• SET EXERCISE
Copy the lines below word for word, beginning with the first line and stopping after the line that contains "y-tick-label: 55.00 <box>20 604 146 655</box>".

• PROVIDED INFORMATION

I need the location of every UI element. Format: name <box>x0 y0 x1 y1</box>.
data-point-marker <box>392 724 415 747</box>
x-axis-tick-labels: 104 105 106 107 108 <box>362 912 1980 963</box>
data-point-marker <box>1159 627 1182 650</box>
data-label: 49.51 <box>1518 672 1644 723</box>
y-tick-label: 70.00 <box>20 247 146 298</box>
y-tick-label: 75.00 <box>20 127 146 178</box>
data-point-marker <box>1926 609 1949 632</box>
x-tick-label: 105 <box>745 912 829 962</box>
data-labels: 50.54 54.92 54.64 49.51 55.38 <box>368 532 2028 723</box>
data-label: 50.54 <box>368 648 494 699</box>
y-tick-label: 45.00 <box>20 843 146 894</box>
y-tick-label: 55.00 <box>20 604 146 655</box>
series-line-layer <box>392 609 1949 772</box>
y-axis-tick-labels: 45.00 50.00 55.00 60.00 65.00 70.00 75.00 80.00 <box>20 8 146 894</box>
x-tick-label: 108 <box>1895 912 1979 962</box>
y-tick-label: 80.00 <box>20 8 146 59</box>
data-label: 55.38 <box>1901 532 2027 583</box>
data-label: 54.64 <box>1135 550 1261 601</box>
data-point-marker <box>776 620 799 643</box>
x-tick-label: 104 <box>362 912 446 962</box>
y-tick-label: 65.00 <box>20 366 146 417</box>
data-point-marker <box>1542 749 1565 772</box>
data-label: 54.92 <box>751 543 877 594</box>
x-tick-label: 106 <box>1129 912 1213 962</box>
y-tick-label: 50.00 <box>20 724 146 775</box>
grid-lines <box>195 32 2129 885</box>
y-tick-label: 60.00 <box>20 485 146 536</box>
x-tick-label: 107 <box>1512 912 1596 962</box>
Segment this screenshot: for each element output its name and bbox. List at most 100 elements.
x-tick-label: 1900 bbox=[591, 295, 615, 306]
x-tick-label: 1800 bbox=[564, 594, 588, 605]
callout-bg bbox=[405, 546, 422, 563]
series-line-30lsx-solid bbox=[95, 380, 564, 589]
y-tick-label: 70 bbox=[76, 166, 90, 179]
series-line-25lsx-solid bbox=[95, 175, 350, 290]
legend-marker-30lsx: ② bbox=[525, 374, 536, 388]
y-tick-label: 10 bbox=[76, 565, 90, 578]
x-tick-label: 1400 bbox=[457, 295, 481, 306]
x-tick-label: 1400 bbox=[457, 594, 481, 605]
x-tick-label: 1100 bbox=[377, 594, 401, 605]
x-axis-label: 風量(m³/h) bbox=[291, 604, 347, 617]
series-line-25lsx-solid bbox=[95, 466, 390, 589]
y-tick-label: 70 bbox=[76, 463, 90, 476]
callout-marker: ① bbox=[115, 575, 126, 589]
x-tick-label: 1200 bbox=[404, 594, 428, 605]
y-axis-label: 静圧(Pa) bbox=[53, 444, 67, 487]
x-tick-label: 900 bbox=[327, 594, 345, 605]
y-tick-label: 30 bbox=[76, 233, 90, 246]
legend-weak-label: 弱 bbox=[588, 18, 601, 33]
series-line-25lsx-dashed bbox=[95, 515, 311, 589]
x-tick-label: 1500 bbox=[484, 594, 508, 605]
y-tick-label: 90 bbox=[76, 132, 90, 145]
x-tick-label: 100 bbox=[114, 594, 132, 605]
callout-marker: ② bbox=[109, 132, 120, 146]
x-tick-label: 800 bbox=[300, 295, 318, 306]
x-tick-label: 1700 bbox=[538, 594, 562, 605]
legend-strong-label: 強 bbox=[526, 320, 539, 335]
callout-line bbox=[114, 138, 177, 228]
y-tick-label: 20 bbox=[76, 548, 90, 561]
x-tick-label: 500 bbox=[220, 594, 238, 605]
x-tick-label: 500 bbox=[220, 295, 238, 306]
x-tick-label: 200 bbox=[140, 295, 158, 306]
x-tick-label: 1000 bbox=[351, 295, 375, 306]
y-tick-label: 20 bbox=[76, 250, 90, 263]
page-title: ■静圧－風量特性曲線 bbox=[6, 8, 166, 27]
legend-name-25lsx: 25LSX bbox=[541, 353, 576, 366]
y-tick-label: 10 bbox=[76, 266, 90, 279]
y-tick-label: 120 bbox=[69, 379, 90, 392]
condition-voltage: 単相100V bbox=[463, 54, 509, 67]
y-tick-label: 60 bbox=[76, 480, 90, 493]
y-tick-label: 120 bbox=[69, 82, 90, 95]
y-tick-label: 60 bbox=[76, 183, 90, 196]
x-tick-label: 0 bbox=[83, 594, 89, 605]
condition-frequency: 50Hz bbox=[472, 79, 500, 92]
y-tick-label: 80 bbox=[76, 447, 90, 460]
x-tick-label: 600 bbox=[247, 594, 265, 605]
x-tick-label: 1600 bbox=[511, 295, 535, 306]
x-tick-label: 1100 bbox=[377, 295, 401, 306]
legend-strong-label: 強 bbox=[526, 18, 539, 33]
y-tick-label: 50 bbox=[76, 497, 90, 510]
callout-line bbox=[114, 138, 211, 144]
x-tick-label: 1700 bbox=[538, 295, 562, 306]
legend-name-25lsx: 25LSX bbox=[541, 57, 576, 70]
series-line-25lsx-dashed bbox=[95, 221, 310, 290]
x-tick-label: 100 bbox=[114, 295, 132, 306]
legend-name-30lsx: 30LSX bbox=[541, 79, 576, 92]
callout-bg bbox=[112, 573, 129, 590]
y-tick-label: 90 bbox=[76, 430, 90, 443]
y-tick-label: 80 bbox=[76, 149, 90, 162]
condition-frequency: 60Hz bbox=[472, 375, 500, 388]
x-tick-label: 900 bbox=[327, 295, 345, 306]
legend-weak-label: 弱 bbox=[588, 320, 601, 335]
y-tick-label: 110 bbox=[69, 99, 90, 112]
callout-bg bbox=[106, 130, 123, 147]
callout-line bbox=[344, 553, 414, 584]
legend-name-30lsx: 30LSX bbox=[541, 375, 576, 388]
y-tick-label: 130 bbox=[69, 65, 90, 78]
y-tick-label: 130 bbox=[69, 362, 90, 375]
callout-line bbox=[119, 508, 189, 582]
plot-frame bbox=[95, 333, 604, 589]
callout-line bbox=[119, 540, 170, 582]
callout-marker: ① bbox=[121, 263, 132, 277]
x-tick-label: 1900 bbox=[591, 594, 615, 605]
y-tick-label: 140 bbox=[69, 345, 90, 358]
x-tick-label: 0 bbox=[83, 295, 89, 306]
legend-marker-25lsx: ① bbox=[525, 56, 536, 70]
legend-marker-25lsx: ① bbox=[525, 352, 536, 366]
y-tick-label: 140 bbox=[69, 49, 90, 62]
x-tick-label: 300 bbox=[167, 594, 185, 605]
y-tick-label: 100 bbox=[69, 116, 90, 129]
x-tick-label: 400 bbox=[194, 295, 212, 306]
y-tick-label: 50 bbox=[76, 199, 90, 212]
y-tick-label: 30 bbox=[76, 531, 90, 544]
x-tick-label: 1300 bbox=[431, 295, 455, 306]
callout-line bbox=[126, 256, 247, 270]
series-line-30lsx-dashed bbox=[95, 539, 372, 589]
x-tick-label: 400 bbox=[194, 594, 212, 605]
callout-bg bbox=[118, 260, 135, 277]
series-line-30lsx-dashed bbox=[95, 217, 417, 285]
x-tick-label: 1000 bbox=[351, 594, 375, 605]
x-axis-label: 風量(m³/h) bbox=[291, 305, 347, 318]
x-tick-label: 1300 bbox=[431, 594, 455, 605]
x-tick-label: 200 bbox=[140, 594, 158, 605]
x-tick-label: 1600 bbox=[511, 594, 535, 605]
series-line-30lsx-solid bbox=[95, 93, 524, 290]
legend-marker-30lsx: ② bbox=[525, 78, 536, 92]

• OUTPUT OF THE TASK
I need the location of every UI element. Format: name <box>x0 y0 x1 y1</box>.
data-point-marker <box>392 724 415 747</box>
x-axis-tick-labels: 104 105 106 107 108 <box>362 912 1980 963</box>
data-point-marker <box>1159 627 1182 650</box>
data-label: 49.51 <box>1518 672 1644 723</box>
y-tick-label: 70.00 <box>20 247 146 298</box>
y-tick-label: 75.00 <box>20 127 146 178</box>
data-point-marker <box>1926 609 1949 632</box>
x-tick-label: 105 <box>745 912 829 962</box>
data-labels: 50.54 54.92 54.64 49.51 55.38 <box>368 532 2028 723</box>
data-label: 50.54 <box>368 648 494 699</box>
y-tick-label: 45.00 <box>20 843 146 894</box>
y-tick-label: 55.00 <box>20 604 146 655</box>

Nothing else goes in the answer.